Give only the number of lines in the data that contain the word "biệt".
------ Entries shown
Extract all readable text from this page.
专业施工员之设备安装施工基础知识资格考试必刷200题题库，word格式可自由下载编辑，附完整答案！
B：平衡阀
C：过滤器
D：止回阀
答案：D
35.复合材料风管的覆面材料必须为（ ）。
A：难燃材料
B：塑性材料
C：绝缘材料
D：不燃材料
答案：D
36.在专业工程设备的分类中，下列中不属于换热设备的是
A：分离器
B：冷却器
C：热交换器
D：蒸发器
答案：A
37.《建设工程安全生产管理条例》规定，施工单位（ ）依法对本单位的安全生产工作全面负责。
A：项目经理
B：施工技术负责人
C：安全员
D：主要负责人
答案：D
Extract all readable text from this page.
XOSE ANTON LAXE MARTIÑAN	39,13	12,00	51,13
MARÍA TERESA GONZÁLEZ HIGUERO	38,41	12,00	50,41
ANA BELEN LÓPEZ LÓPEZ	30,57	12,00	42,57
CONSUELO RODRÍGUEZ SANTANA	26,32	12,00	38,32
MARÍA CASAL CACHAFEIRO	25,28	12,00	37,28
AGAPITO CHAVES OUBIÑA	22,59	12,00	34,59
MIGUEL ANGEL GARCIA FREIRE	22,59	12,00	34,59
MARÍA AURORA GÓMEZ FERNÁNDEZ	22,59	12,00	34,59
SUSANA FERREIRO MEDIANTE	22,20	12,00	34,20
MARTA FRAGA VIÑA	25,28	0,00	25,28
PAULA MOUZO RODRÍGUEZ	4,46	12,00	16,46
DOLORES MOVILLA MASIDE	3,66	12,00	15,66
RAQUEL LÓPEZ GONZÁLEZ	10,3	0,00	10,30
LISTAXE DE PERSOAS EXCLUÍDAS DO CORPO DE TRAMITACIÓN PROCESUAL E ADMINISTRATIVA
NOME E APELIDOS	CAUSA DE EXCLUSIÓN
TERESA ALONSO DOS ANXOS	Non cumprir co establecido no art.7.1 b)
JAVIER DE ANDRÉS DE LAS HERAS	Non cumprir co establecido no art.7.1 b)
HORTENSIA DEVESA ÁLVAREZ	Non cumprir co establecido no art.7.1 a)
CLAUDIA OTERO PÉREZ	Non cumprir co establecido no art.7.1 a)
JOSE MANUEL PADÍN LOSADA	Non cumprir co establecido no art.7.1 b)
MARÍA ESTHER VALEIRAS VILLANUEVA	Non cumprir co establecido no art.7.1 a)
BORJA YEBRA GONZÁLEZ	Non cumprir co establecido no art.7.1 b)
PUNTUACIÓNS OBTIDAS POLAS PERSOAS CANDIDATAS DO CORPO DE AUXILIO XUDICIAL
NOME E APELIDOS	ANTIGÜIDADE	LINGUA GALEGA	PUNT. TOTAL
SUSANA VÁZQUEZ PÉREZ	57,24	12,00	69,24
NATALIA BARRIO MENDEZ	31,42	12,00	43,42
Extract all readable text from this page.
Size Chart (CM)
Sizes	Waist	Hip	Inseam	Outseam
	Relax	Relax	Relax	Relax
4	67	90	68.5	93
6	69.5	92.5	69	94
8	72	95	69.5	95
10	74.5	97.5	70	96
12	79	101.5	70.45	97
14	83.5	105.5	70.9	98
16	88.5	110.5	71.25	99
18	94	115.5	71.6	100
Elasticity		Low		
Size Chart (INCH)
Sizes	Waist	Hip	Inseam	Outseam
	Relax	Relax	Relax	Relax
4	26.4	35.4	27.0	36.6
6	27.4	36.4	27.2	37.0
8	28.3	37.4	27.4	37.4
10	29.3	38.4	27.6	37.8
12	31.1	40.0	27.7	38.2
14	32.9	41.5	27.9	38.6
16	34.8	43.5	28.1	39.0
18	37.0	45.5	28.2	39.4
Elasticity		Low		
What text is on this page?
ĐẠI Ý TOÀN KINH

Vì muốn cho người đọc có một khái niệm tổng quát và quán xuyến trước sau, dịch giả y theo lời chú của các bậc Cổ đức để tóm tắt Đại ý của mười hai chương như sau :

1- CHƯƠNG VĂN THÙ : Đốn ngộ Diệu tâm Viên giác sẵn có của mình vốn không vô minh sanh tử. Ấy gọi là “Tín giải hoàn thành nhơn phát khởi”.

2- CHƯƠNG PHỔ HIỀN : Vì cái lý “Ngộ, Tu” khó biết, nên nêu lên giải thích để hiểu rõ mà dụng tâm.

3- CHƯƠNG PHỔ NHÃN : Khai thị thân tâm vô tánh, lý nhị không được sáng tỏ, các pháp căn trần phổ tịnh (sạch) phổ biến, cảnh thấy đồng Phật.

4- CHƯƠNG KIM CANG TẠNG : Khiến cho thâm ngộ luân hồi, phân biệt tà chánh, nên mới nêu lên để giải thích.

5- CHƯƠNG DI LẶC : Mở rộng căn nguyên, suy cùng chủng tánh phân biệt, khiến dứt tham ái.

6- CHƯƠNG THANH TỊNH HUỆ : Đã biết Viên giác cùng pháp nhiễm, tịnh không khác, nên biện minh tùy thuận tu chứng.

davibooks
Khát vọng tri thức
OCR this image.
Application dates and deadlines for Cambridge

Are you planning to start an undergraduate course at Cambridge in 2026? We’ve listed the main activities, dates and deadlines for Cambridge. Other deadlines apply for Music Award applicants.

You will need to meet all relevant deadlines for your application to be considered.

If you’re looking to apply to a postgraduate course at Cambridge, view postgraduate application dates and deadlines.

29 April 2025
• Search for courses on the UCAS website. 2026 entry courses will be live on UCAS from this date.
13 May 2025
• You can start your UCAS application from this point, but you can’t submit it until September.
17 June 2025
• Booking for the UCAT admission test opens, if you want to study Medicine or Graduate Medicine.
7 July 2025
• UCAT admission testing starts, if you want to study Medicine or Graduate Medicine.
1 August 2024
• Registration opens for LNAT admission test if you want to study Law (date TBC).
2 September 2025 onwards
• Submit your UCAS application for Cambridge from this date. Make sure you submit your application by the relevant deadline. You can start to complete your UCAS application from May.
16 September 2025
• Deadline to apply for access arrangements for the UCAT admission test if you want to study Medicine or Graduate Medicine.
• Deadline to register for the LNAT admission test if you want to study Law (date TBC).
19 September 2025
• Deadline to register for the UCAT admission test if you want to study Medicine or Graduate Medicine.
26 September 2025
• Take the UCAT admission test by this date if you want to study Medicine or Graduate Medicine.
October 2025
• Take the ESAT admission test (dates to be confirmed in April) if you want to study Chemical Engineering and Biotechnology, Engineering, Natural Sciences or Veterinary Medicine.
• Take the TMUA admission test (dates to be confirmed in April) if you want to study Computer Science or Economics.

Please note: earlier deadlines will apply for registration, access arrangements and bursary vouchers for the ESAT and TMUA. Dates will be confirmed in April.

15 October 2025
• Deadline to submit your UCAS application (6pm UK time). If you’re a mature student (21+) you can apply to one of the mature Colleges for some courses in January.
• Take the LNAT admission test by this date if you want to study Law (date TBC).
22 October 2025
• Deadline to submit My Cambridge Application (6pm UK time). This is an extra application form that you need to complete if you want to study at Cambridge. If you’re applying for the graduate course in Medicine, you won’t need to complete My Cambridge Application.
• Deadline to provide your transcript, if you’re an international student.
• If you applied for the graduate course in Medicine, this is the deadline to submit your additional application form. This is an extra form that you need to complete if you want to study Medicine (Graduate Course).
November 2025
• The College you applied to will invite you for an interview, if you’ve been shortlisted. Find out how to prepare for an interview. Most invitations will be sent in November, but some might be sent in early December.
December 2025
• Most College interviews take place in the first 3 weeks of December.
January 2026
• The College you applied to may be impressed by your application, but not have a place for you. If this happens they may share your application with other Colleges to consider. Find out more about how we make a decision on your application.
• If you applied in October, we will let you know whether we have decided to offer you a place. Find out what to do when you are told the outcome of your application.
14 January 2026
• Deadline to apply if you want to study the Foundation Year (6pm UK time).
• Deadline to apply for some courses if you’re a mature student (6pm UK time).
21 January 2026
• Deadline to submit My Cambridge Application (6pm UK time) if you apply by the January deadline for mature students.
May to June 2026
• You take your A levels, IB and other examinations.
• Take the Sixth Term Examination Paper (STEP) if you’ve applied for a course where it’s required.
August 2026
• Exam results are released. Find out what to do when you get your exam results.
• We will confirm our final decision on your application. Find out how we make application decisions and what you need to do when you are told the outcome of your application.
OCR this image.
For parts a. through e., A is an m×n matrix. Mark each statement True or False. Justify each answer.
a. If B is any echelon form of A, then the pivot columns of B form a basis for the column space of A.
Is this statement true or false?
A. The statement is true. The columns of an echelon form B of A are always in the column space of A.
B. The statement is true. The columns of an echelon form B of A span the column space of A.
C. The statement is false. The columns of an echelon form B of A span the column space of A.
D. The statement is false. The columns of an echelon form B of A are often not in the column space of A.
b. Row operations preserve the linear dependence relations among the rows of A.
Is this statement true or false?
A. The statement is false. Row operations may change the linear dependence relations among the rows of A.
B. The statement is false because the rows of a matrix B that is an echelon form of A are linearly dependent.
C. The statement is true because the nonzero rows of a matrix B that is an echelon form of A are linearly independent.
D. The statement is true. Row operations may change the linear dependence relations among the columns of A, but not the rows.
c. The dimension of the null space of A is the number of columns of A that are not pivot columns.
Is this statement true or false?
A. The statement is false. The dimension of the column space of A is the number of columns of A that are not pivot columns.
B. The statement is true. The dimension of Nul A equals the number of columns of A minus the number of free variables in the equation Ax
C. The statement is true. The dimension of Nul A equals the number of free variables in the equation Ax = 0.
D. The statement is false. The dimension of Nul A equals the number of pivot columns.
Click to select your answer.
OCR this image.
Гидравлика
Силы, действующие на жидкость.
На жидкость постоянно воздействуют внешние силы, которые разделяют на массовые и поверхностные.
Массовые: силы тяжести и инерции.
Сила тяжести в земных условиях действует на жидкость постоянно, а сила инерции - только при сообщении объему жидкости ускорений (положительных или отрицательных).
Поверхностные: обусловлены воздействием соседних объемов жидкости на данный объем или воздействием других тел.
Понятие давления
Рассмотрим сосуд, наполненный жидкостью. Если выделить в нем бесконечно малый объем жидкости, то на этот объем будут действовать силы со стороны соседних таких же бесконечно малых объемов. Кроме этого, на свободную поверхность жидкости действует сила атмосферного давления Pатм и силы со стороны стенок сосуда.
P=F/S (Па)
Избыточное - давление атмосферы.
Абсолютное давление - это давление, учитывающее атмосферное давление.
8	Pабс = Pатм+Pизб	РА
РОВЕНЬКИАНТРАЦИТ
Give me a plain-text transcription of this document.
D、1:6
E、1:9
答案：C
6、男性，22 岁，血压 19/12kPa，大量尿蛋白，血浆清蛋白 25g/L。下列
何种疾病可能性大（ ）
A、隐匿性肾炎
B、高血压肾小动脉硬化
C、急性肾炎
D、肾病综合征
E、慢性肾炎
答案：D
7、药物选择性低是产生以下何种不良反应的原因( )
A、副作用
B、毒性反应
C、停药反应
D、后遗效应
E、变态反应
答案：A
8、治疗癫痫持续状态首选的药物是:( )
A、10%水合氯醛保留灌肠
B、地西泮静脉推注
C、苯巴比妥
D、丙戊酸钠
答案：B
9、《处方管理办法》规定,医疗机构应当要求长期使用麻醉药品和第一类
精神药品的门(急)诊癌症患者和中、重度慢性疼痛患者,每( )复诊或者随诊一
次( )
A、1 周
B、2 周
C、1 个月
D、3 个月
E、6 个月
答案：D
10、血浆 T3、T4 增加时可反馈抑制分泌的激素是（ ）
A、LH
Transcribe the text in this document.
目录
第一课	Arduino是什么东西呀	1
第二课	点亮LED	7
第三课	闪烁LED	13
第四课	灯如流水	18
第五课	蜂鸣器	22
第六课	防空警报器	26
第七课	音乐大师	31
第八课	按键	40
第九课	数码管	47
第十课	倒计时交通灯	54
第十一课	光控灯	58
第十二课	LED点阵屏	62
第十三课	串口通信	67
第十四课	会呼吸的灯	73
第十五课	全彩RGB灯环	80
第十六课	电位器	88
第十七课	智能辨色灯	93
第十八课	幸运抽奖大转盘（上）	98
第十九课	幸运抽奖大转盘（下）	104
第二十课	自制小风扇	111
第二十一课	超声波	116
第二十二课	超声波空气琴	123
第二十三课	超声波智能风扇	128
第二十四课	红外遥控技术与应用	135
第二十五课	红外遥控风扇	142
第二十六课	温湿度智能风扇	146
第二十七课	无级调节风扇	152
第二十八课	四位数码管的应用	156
------------
:: Task result ::
2